[WHAT YOU WILL DO]: Transcribe the entries that follow, word for word.

____________

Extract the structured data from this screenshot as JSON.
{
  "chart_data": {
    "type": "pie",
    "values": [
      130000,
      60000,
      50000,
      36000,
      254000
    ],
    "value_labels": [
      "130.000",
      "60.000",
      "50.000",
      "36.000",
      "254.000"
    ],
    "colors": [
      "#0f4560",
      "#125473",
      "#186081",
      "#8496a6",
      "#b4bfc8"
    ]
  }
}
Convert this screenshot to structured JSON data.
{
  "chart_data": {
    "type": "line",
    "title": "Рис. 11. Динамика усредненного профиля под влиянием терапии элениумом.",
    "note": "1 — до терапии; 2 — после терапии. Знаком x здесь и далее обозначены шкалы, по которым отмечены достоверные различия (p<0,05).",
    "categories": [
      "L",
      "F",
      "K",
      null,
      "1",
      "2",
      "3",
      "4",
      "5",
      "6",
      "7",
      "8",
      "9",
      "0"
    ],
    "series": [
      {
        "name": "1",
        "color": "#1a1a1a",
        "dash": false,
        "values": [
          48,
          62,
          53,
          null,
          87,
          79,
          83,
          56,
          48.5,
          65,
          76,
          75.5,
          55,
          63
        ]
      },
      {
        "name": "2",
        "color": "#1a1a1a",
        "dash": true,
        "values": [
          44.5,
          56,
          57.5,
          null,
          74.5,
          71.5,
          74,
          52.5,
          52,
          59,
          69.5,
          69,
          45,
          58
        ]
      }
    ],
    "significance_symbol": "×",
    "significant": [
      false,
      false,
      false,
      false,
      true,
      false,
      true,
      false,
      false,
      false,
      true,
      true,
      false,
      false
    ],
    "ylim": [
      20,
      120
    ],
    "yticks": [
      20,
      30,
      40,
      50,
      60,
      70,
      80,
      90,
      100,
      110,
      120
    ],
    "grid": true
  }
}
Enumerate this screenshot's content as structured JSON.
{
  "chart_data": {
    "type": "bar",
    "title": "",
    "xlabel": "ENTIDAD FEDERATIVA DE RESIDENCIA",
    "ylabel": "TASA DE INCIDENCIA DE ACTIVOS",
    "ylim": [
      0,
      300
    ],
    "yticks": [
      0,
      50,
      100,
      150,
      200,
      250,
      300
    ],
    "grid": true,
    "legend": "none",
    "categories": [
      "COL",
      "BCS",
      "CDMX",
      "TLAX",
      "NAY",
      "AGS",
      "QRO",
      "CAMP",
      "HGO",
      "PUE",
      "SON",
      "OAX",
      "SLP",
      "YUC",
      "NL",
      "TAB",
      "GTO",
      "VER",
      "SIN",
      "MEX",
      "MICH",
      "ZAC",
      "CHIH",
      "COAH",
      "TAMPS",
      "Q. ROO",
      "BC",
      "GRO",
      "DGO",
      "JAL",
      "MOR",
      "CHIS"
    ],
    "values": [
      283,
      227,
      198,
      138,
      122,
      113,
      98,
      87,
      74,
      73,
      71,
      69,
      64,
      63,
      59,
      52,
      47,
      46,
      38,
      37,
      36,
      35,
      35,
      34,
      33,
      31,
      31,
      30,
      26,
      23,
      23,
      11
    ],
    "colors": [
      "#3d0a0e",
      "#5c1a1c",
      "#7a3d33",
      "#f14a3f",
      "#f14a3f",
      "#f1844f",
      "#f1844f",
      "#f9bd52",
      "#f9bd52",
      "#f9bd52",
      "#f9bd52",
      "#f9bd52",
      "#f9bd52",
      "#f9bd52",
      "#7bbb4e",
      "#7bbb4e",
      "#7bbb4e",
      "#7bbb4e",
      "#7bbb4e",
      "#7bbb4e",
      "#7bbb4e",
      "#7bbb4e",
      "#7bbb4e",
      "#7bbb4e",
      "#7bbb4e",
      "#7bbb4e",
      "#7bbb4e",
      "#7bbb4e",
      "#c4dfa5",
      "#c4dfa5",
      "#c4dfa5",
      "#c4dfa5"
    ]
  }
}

____________

[RESULT OF THE EXERCISE]:
Extract the structured data from this screenshot as JSON.
{
  "chart_data": {
    "type": "pie",
    "values": [
      130000,
      60000,
      50000,
      36000,
      254000
    ],
    "value_labels": [
      "130.000",
      "60.000",
      "50.000",
      "36.000",
      "254.000"
    ],
    "colors": [
      "#0f4560",
      "#125473",
      "#186081",
      "#8496a6",
      "#b4bfc8"
    ]
  }
}
Convert this screenshot to structured JSON data.
{
  "chart_data": {
    "type": "line",
    "title": "Рис. 11. Динамика усредненного профиля под влиянием терапии элениумом.",
    "note": "1 — до терапии; 2 — после терапии. Знаком x здесь и далее обозначены шкалы, по которым отмечены достоверные различия (p<0,05).",
    "categories": [
      "L",
      "F",
      "K",
      null,
      "1",
      "2",
      "3",
      "4",
      "5",
      "6",
      "7",
      "8",
      "9",
      "0"
    ],
    "series": [
      {
        "name": "1",
        "color": "#1a1a1a",
        "dash": false,
        "values": [
          48,
          62,
          53,
          null,
          87,
          79,
          83,
          56,
          48.5,
          65,
          76,
          75.5,
          55,
          63
        ]
      },
      {
        "name": "2",
        "color": "#1a1a1a",
        "dash": true,
        "values": [
          44.5,
          56,
          57.5,
          null,
          74.5,
          71.5,
          74,
          52.5,
          52,
          59,
          69.5,
          69,
          45,
          58
        ]
      }
    ],
    "significance_symbol": "×",
    "significant": [
      false,
      false,
      false,
      false,
      true,
      false,
      true,
      false,
      false,
      false,
      true,
      true,
      false,
      false
    ],
    "ylim": [
      20,
      120
    ],
    "yticks": [
      20,
      30,
      40,
      50,
      60,
      70,
      80,
      90,
      100,
      110,
      120
    ],
    "grid": true
  }
}
Enumerate this screenshot's content as structured JSON.
{
  "chart_data": {
    "type": "bar",
    "title": "",
    "xlabel": "ENTIDAD FEDERATIVA DE RESIDENCIA",
    "ylabel": "TASA DE INCIDENCIA DE ACTIVOS",
    "ylim": [
      0,
      300
    ],
    "yticks": [
      0,
      50,
      100,
      150,
      200,
      250,
      300
    ],
    "grid": true,
    "legend": "none",
    "categories": [
      "COL",
      "BCS",
      "CDMX",
      "TLAX",
      "NAY",
      "AGS",
      "QRO",
      "CAMP",
      "HGO",
      "PUE",
      "SON",
      "OAX",
      "SLP",
      "YUC",
      "NL",
      "TAB",
      "GTO",
      "VER",
      "SIN",
      "MEX",
      "MICH",
      "ZAC",
      "CHIH",
      "COAH",
      "TAMPS",
      "Q. ROO",
      "BC",
      "GRO",
      "DGO",
      "JAL",
      "MOR",
      "CHIS"
    ],
    "values": [
      283,
      227,
      198,
      138,
      122,
      113,
      98,
      87,
      74,
      73,
      71,
      69,
      64,
      63,
      59,
      52,
      47,
      46,
      38,
      37,
      36,
      35,
      35,
      34,
      33,
      31,
      31,
      30,
      26,
      23,
      23,
      11
    ],
    "colors": [
      "#3d0a0e",
      "#5c1a1c",
      "#7a3d33",
      "#f14a3f",
      "#f14a3f",
      "#f1844f",
      "#f1844f",
      "#f9bd52",
      "#f9bd52",
      "#f9bd52",
      "#f9bd52",
      "#f9bd52",
      "#f9bd52",
      "#f9bd52",
      "#7bbb4e",
      "#7bbb4e",
      "#7bbb4e",
      "#7bbb4e",
      "#7bbb4e",
      "#7bbb4e",
      "#7bbb4e",
      "#7bbb4e",
      "#7bbb4e",
      "#7bbb4e",
      "#7bbb4e",
      "#7bbb4e",
      "#7bbb4e",
      "#7bbb4e",
      "#c4dfa5",
      "#c4dfa5",
      "#c4dfa5",
      "#c4dfa5"
    ]
  }
}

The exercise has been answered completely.